Entries with figure data:
************
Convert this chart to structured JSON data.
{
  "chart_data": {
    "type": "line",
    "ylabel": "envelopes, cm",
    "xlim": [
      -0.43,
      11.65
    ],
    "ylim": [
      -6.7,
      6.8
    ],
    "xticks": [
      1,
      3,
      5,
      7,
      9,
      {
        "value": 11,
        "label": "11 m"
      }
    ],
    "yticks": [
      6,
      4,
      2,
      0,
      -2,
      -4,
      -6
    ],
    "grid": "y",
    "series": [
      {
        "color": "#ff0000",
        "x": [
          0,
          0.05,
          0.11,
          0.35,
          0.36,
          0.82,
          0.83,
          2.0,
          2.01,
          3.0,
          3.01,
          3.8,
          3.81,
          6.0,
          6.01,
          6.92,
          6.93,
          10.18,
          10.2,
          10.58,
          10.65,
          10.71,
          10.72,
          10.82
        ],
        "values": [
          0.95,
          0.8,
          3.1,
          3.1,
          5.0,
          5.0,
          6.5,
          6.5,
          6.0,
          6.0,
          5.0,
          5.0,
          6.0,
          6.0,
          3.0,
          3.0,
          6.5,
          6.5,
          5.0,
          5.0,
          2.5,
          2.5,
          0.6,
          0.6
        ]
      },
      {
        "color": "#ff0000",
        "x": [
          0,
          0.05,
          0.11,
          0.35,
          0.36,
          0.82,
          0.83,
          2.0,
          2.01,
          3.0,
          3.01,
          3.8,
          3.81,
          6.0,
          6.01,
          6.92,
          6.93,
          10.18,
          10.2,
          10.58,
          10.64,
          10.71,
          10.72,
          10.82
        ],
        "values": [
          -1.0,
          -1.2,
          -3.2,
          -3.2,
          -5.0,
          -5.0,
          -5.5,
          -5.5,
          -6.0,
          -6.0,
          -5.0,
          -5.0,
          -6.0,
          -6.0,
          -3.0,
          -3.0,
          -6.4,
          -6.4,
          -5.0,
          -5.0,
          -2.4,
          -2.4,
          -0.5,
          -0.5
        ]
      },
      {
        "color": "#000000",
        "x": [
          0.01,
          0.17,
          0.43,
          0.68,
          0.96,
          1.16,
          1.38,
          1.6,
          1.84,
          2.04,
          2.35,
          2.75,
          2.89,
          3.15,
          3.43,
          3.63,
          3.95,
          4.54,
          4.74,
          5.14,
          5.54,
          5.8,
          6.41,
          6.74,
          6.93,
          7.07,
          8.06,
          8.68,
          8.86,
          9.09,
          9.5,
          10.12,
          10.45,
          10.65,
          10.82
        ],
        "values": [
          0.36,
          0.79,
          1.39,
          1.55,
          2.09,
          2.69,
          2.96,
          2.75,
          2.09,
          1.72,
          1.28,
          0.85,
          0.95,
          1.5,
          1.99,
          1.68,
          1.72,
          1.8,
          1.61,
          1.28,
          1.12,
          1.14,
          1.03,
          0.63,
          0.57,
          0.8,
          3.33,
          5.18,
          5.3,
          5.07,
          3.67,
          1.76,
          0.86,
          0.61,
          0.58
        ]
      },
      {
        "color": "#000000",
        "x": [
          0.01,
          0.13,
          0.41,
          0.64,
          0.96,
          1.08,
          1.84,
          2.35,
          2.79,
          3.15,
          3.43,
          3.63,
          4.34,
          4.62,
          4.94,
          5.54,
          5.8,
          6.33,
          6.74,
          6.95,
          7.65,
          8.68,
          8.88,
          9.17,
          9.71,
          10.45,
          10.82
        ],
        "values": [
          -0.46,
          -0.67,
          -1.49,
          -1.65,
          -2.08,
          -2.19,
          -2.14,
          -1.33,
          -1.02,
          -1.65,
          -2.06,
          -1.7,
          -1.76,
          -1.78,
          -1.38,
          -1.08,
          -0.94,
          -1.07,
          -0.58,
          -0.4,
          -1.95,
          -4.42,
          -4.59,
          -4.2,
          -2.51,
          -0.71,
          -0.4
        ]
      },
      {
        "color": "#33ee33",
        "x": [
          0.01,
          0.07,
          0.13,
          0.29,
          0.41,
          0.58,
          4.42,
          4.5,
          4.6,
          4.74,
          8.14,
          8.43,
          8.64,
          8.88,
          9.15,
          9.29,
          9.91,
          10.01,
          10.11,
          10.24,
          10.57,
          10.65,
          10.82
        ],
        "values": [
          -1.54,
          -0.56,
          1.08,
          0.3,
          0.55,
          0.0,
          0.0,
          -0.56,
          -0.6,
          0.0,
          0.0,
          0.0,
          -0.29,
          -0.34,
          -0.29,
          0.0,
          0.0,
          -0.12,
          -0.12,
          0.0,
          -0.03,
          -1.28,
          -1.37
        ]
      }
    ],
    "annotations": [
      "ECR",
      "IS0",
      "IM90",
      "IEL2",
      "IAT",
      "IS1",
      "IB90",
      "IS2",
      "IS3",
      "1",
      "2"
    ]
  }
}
************
Exercise directions: Retype the entries exactly, including every line.

Response:
Convert this chart to structured JSON data.
{
  "chart_data": {
    "type": "line",
    "ylabel": "envelopes, cm",
    "xlim": [
      -0.43,
      11.65
    ],
    "ylim": [
      -6.7,
      6.8
    ],
    "xticks": [
      1,
      3,
      5,
      7,
      9,
      {
        "value": 11,
        "label": "11 m"
      }
    ],
    "yticks": [
      6,
      4,
      2,
      0,
      -2,
      -4,
      -6
    ],
    "grid": "y",
    "series": [
      {
        "color": "#ff0000",
        "x": [
          0,
          0.05,
          0.11,
          0.35,
          0.36,
          0.82,
          0.83,
          2.0,
          2.01,
          3.0,
          3.01,
          3.8,
          3.81,
          6.0,
          6.01,
          6.92,
          6.93,
          10.18,
          10.2,
          10.58,
          10.65,
          10.71,
          10.72,
          10.82
        ],
        "values": [
          0.95,
          0.8,
          3.1,
          3.1,
          5.0,
          5.0,
          6.5,
          6.5,
          6.0,
          6.0,
          5.0,
          5.0,
          6.0,
          6.0,
          3.0,
          3.0,
          6.5,
          6.5,
          5.0,
          5.0,
          2.5,
          2.5,
          0.6,
          0.6
        ]
      },
      {
        "color": "#ff0000",
        "x": [
          0,
          0.05,
          0.11,
          0.35,
          0.36,
          0.82,
          0.83,
          2.0,
          2.01,
          3.0,
          3.01,
          3.8,
          3.81,
          6.0,
          6.01,
          6.92,
          6.93,
          10.18,
          10.2,
          10.58,
          10.64,
          10.71,
          10.72,
          10.82
        ],
        "values": [
          -1.0,
          -1.2,
          -3.2,
          -3.2,
          -5.0,
          -5.0,
          -5.5,
          -5.5,
          -6.0,
          -6.0,
          -5.0,
          -5.0,
          -6.0,
          -6.0,
          -3.0,
          -3.0,
          -6.4,
          -6.4,
          -5.0,
          -5.0,
          -2.4,
          -2.4,
          -0.5,
          -0.5
        ]
      },
      {
        "color": "#000000",
        "x": [
          0.01,
          0.17,
          0.43,
          0.68,
          0.96,
          1.16,
          1.38,
          1.6,
          1.84,
          2.04,
          2.35,
          2.75,
          2.89,
          3.15,
          3.43,
          3.63,
          3.95,
          4.54,
          4.74,
          5.14,
          5.54,
          5.8,
          6.41,
          6.74,
          6.93,
          7.07,
          8.06,
          8.68,
          8.86,
          9.09,
          9.5,
          10.12,
          10.45,
          10.65,
          10.82
        ],
        "values": [
          0.36,
          0.79,
          1.39,
          1.55,
          2.09,
          2.69,
          2.96,
          2.75,
          2.09,
          1.72,
          1.28,
          0.85,
          0.95,
          1.5,
          1.99,
          1.68,
          1.72,
          1.8,
          1.61,
          1.28,
          1.12,
          1.14,
          1.03,
          0.63,
          0.57,
          0.8,
          3.33,
          5.18,
          5.3,
          5.07,
          3.67,
          1.76,
          0.86,
          0.61,
          0.58
        ]
      },
      {
        "color": "#000000",
        "x": [
          0.01,
          0.13,
          0.41,
          0.64,
          0.96,
          1.08,
          1.84,
          2.35,
          2.79,
          3.15,
          3.43,
          3.63,
          4.34,
          4.62,
          4.94,
          5.54,
          5.8,
          6.33,
          6.74,
          6.95,
          7.65,
          8.68,
          8.88,
          9.17,
          9.71,
          10.45,
          10.82
        ],
        "values": [
          -0.46,
          -0.67,
          -1.49,
          -1.65,
          -2.08,
          -2.19,
          -2.14,
          -1.33,
          -1.02,
          -1.65,
          -2.06,
          -1.7,
          -1.76,
          -1.78,
          -1.38,
          -1.08,
          -0.94,
          -1.07,
          -0.58,
          -0.4,
          -1.95,
          -4.42,
          -4.59,
          -4.2,
          -2.51,
          -0.71,
          -0.4
        ]
      },
      {
        "color": "#33ee33",
        "x": [
          0.01,
          0.07,
          0.13,
          0.29,
          0.41,
          0.58,
          4.42,
          4.5,
          4.6,
          4.74,
          8.14,
          8.43,
          8.64,
          8.88,
          9.15,
          9.29,
          9.91,
          10.01,
          10.11,
          10.24,
          10.57,
          10.65,
          10.82
        ],
        "values": [
          -1.54,
          -0.56,
          1.08,
          0.3,
          0.55,
          0.0,
          0.0,
          -0.56,
          -0.6,
          0.0,
          0.0,
          0.0,
          -0.29,
          -0.34,
          -0.29,
          0.0,
          0.0,
          -0.12,
          -0.12,
          0.0,
          -0.03,
          -1.28,
          -1.37
        ]
      }
    ],
    "annotations": [
      "ECR",
      "IS0",
      "IM90",
      "IEL2",
      "IAT",
      "IS1",
      "IB90",
      "IS2",
      "IS3",
      "1",
      "2"
    ]
  }
}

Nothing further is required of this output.